#### Given problem
Every record must be transcribed in its entirety, apart from the images, which are to be omitted.
# # # #
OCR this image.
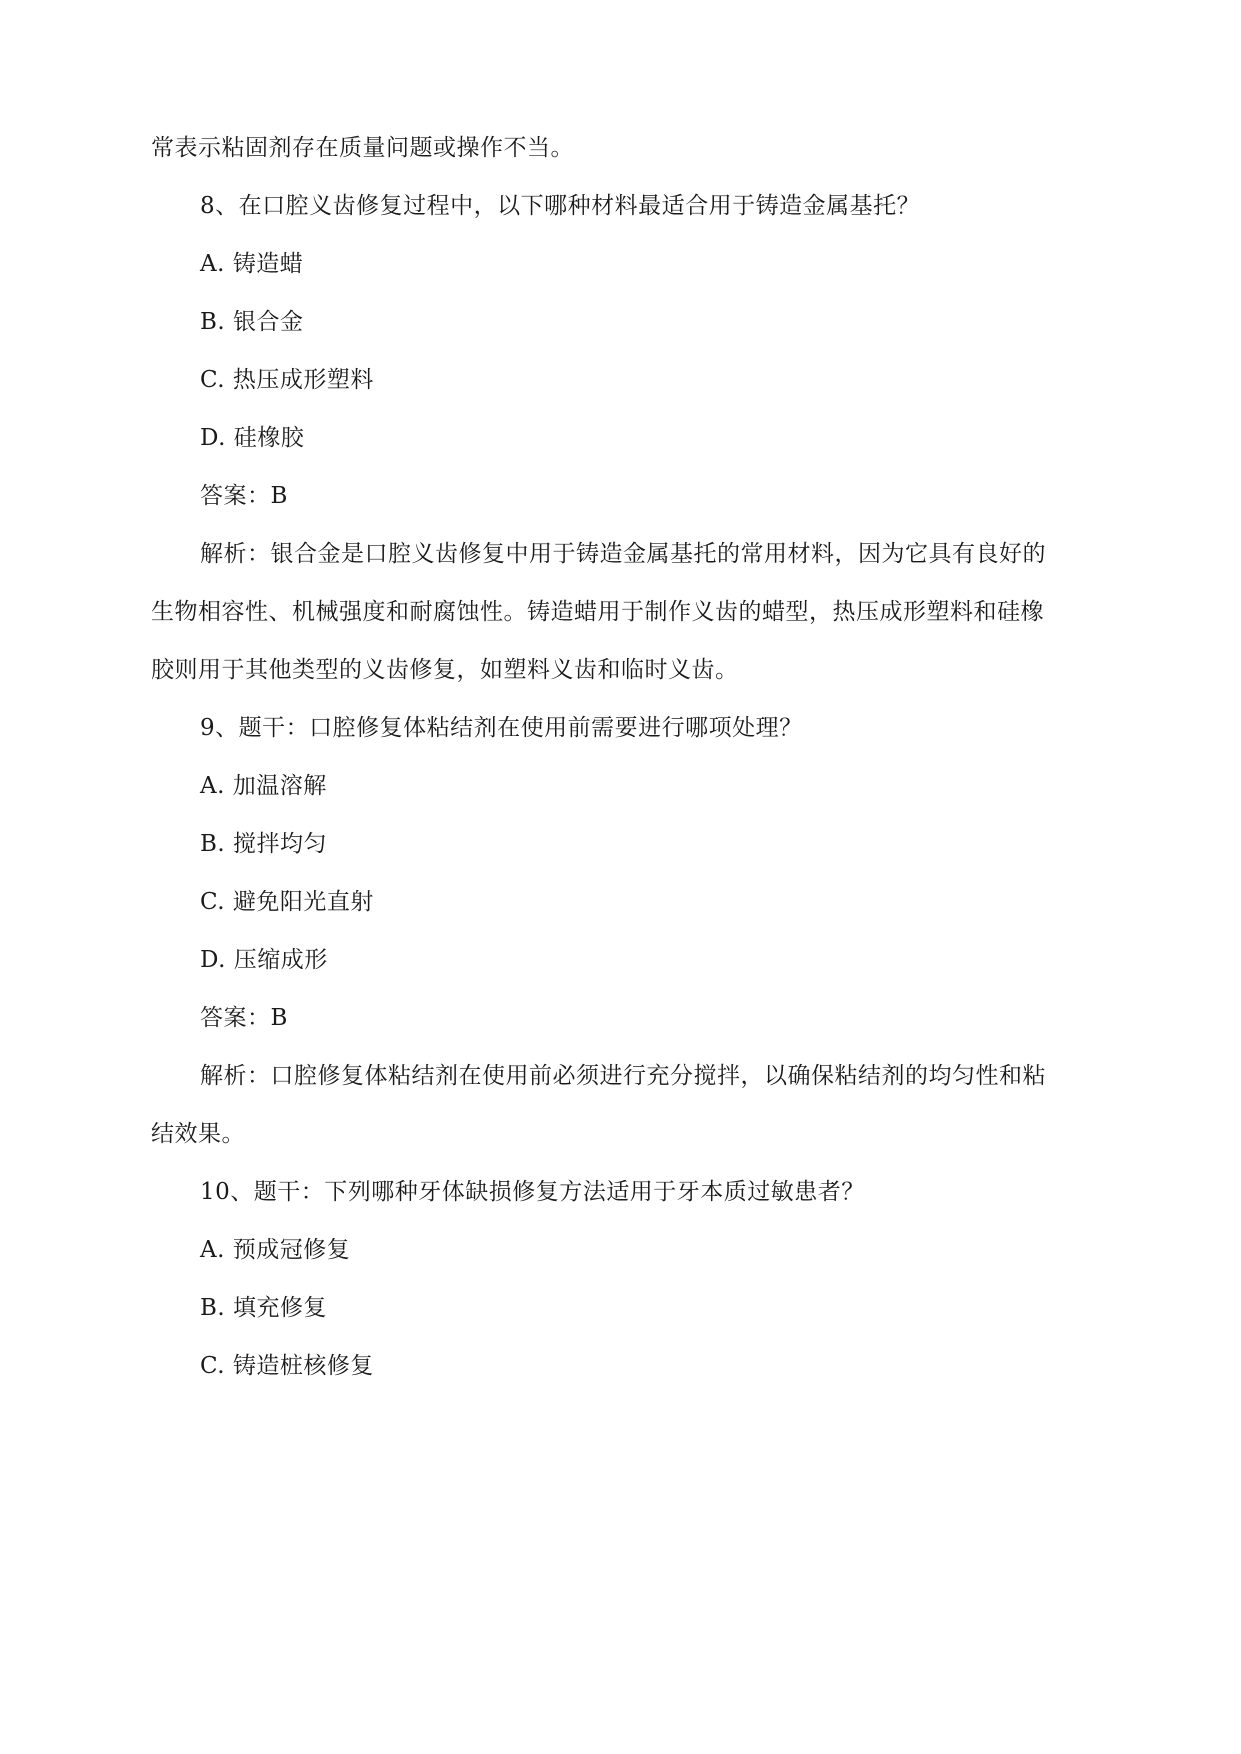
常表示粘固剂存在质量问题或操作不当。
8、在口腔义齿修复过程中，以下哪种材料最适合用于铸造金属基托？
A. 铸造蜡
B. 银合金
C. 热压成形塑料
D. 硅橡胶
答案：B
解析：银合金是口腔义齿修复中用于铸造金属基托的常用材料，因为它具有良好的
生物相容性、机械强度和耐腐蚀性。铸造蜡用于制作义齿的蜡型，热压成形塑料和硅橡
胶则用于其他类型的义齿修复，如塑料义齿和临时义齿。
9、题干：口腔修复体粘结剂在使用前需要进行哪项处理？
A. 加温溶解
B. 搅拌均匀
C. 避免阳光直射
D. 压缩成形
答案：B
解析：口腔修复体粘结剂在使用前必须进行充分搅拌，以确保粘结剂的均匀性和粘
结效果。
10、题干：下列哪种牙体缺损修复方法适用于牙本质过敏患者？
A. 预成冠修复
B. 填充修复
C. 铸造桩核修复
# # # #
#### Output of the exercise
OCR this image.
常表示粘固剂存在质量问题或操作不当。
8、在口腔义齿修复过程中，以下哪种材料最适合用于铸造金属基托？
A. 铸造蜡
B. 银合金
C. 热压成形塑料
D. 硅橡胶
答案：B
解析：银合金是口腔义齿修复中用于铸造金属基托的常用材料，因为它具有良好的
生物相容性、机械强度和耐腐蚀性。铸造蜡用于制作义齿的蜡型，热压成形塑料和硅橡
胶则用于其他类型的义齿修复，如塑料义齿和临时义齿。
9、题干：口腔修复体粘结剂在使用前需要进行哪项处理？
A. 加温溶解
B. 搅拌均匀
C. 避免阳光直射
D. 压缩成形
答案：B
解析：口腔修复体粘结剂在使用前必须进行充分搅拌，以确保粘结剂的均匀性和粘
结效果。
10、题干：下列哪种牙体缺损修复方法适用于牙本质过敏患者？
A. 预成冠修复
B. 填充修复
C. 铸造桩核修复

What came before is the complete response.